Task brief: The entries below are to be written out again without alteration.

= = = = = = =

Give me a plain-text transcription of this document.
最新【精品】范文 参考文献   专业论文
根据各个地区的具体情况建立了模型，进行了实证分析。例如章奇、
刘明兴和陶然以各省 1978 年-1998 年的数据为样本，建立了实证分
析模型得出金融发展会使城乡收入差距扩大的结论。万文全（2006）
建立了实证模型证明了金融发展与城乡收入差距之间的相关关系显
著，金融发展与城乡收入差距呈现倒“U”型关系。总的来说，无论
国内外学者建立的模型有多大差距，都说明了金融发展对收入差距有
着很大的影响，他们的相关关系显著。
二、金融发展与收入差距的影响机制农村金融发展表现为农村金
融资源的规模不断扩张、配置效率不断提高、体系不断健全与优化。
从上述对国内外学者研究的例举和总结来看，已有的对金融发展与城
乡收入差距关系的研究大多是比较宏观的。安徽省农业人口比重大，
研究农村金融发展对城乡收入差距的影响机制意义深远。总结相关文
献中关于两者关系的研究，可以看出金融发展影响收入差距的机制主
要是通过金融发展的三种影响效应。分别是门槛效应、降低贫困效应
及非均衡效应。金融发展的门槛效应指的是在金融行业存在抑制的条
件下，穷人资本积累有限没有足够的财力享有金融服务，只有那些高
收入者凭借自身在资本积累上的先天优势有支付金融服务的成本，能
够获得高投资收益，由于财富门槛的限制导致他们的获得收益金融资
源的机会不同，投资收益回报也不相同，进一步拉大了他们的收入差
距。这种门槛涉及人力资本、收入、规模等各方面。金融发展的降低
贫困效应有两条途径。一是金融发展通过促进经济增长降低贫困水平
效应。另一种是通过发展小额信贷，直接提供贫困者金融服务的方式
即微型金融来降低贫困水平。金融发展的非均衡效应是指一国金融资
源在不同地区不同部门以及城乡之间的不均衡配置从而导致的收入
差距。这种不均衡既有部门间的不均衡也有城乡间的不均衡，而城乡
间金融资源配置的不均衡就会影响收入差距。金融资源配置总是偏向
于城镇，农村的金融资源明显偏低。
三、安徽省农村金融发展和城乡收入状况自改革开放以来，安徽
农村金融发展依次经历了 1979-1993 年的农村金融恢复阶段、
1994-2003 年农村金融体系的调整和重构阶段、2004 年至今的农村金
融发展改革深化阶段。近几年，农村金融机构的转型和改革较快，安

= = = = = = =

Exercise response:
Give me a plain-text transcription of this document.
最新【精品】范文 参考文献   专业论文
根据各个地区的具体情况建立了模型，进行了实证分析。例如章奇、
刘明兴和陶然以各省 1978 年-1998 年的数据为样本，建立了实证分
析模型得出金融发展会使城乡收入差距扩大的结论。万文全（2006）
建立了实证模型证明了金融发展与城乡收入差距之间的相关关系显
著，金融发展与城乡收入差距呈现倒“U”型关系。总的来说，无论
国内外学者建立的模型有多大差距，都说明了金融发展对收入差距有
着很大的影响，他们的相关关系显著。
二、金融发展与收入差距的影响机制农村金融发展表现为农村金
融资源的规模不断扩张、配置效率不断提高、体系不断健全与优化。
从上述对国内外学者研究的例举和总结来看，已有的对金融发展与城
乡收入差距关系的研究大多是比较宏观的。安徽省农业人口比重大，
研究农村金融发展对城乡收入差距的影响机制意义深远。总结相关文
献中关于两者关系的研究，可以看出金融发展影响收入差距的机制主
要是通过金融发展的三种影响效应。分别是门槛效应、降低贫困效应
及非均衡效应。金融发展的门槛效应指的是在金融行业存在抑制的条
件下，穷人资本积累有限没有足够的财力享有金融服务，只有那些高
收入者凭借自身在资本积累上的先天优势有支付金融服务的成本，能
够获得高投资收益，由于财富门槛的限制导致他们的获得收益金融资
源的机会不同，投资收益回报也不相同，进一步拉大了他们的收入差
距。这种门槛涉及人力资本、收入、规模等各方面。金融发展的降低
贫困效应有两条途径。一是金融发展通过促进经济增长降低贫困水平
效应。另一种是通过发展小额信贷，直接提供贫困者金融服务的方式
即微型金融来降低贫困水平。金融发展的非均衡效应是指一国金融资
源在不同地区不同部门以及城乡之间的不均衡配置从而导致的收入
差距。这种不均衡既有部门间的不均衡也有城乡间的不均衡，而城乡
间金融资源配置的不均衡就会影响收入差距。金融资源配置总是偏向
于城镇，农村的金融资源明显偏低。
三、安徽省农村金融发展和城乡收入状况自改革开放以来，安徽
农村金融发展依次经历了 1979-1993 年的农村金融恢复阶段、
1994-2003 年农村金融体系的调整和重构阶段、2004 年至今的农村金
融发展改革深化阶段。近几年，农村金融机构的转型和改革较快，安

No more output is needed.